**Given records**
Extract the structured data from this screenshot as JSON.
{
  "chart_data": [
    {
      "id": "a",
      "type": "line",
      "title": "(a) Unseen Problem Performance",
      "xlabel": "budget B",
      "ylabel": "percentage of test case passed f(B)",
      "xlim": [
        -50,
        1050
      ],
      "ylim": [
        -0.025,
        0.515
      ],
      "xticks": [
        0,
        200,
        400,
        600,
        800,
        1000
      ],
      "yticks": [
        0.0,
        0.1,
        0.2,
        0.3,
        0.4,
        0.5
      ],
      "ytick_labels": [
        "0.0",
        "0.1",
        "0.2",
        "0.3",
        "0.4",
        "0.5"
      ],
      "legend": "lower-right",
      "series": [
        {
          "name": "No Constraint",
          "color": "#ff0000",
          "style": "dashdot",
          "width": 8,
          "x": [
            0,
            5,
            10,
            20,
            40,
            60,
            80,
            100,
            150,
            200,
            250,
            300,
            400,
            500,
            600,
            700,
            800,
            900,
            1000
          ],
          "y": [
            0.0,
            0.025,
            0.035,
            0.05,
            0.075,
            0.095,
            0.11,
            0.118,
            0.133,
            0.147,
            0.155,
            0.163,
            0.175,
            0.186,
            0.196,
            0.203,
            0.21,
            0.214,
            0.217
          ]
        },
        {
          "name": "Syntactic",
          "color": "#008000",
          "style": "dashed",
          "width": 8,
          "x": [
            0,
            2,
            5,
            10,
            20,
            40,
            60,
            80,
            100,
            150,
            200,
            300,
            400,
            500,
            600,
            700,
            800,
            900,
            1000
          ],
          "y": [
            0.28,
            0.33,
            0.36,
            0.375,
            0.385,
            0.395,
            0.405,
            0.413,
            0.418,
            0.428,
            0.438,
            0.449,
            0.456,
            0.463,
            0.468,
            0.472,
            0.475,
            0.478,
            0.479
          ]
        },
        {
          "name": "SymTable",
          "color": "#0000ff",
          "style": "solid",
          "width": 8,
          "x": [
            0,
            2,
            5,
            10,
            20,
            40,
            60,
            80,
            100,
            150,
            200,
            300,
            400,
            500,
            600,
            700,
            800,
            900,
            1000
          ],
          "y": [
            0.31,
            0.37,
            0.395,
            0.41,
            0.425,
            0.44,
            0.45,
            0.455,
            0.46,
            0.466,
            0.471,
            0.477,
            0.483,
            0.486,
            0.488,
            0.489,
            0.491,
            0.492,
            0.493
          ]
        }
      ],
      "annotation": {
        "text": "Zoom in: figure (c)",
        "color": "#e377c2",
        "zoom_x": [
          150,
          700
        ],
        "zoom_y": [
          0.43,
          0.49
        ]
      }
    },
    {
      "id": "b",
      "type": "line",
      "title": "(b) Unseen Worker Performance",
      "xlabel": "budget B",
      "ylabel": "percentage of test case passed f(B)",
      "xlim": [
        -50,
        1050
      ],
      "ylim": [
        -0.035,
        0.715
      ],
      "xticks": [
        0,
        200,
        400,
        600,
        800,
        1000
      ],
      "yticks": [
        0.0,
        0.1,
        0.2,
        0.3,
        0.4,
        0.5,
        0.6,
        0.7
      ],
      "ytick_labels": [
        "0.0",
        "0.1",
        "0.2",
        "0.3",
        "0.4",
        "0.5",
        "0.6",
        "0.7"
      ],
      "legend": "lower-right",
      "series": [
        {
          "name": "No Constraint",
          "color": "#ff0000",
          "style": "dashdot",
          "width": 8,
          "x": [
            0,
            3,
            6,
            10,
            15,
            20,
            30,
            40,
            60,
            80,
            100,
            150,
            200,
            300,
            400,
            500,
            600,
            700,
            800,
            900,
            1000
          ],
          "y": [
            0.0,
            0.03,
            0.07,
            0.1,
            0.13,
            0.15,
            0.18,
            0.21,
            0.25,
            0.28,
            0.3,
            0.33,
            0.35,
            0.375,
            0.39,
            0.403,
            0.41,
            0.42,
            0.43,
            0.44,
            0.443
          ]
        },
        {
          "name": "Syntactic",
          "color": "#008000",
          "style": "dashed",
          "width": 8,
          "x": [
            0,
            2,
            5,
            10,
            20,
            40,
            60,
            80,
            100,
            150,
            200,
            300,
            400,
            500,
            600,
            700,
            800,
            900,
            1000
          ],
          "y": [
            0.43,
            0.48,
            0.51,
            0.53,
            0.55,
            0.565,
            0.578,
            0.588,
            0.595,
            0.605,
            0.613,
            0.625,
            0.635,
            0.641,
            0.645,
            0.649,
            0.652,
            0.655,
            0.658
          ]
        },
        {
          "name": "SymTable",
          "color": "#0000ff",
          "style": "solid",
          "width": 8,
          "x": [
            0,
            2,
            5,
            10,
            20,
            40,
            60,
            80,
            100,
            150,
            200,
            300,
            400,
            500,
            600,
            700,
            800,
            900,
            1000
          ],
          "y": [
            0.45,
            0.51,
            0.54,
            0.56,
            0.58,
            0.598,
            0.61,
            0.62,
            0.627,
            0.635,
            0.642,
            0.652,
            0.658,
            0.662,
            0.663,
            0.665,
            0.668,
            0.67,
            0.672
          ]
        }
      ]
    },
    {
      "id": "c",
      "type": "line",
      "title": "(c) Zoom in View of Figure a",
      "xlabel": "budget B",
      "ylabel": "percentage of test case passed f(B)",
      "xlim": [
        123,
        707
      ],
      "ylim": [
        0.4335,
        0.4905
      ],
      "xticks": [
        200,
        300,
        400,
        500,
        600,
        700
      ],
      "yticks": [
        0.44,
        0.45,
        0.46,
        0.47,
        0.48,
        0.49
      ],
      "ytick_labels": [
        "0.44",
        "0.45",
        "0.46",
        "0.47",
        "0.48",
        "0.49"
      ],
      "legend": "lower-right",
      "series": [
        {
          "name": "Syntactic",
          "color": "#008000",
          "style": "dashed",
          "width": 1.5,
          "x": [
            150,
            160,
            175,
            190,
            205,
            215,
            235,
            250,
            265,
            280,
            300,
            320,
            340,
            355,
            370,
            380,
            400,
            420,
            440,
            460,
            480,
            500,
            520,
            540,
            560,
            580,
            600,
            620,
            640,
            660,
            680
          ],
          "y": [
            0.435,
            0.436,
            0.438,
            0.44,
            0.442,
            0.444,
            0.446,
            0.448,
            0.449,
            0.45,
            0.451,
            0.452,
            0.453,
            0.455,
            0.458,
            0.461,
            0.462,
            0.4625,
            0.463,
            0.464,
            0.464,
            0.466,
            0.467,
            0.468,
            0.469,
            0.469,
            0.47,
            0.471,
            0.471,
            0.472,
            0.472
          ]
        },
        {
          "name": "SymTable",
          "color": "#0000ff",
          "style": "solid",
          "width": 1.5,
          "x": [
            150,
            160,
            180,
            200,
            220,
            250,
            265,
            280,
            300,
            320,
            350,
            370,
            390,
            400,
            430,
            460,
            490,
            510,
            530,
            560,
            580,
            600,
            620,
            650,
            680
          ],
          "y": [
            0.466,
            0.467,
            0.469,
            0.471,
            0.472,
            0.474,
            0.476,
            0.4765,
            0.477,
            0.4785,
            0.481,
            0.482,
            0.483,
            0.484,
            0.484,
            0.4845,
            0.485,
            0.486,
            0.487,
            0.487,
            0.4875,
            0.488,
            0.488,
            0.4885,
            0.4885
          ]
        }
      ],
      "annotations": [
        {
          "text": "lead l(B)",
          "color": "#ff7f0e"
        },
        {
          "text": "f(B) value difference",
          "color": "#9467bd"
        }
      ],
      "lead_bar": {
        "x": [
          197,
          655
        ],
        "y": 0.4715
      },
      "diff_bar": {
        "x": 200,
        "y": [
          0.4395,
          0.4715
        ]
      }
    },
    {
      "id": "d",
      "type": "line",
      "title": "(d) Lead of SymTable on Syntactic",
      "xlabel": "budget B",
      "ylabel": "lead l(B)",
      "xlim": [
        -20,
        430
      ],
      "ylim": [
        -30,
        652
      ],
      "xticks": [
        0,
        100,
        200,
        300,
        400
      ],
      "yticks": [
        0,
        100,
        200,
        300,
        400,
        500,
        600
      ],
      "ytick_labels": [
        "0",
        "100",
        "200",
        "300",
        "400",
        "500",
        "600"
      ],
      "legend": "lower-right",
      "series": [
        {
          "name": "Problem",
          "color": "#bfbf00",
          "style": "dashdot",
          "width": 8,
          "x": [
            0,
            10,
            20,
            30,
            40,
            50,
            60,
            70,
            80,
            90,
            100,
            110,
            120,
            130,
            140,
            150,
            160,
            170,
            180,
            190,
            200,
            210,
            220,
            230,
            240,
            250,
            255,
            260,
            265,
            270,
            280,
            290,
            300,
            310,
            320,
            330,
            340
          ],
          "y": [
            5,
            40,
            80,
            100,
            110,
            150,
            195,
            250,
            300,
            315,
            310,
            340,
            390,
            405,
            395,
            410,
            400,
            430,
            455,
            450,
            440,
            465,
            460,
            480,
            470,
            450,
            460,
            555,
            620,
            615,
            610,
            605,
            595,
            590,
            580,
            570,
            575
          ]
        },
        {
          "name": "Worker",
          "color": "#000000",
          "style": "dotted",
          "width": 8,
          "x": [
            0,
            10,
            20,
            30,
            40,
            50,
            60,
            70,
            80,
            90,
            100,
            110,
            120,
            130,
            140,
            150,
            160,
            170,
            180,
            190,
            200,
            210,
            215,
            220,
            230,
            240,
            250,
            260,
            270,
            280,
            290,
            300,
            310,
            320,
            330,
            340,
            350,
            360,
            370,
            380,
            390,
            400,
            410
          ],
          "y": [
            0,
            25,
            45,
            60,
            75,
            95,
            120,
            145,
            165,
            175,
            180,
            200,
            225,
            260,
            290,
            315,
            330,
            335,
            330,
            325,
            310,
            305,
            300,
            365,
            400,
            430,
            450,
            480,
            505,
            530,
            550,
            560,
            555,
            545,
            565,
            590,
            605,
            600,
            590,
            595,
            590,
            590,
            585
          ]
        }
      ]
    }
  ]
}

**The problem**
Filter the records above for "title" and copy every matching line.

**The solution**
      "title": "(a) Unseen Problem Performance",
      "title": "(b) Unseen Worker Performance",
      "title": "(c) Zoom in View of Figure a",
      "title": "(d) Lead of SymTable on Syntactic",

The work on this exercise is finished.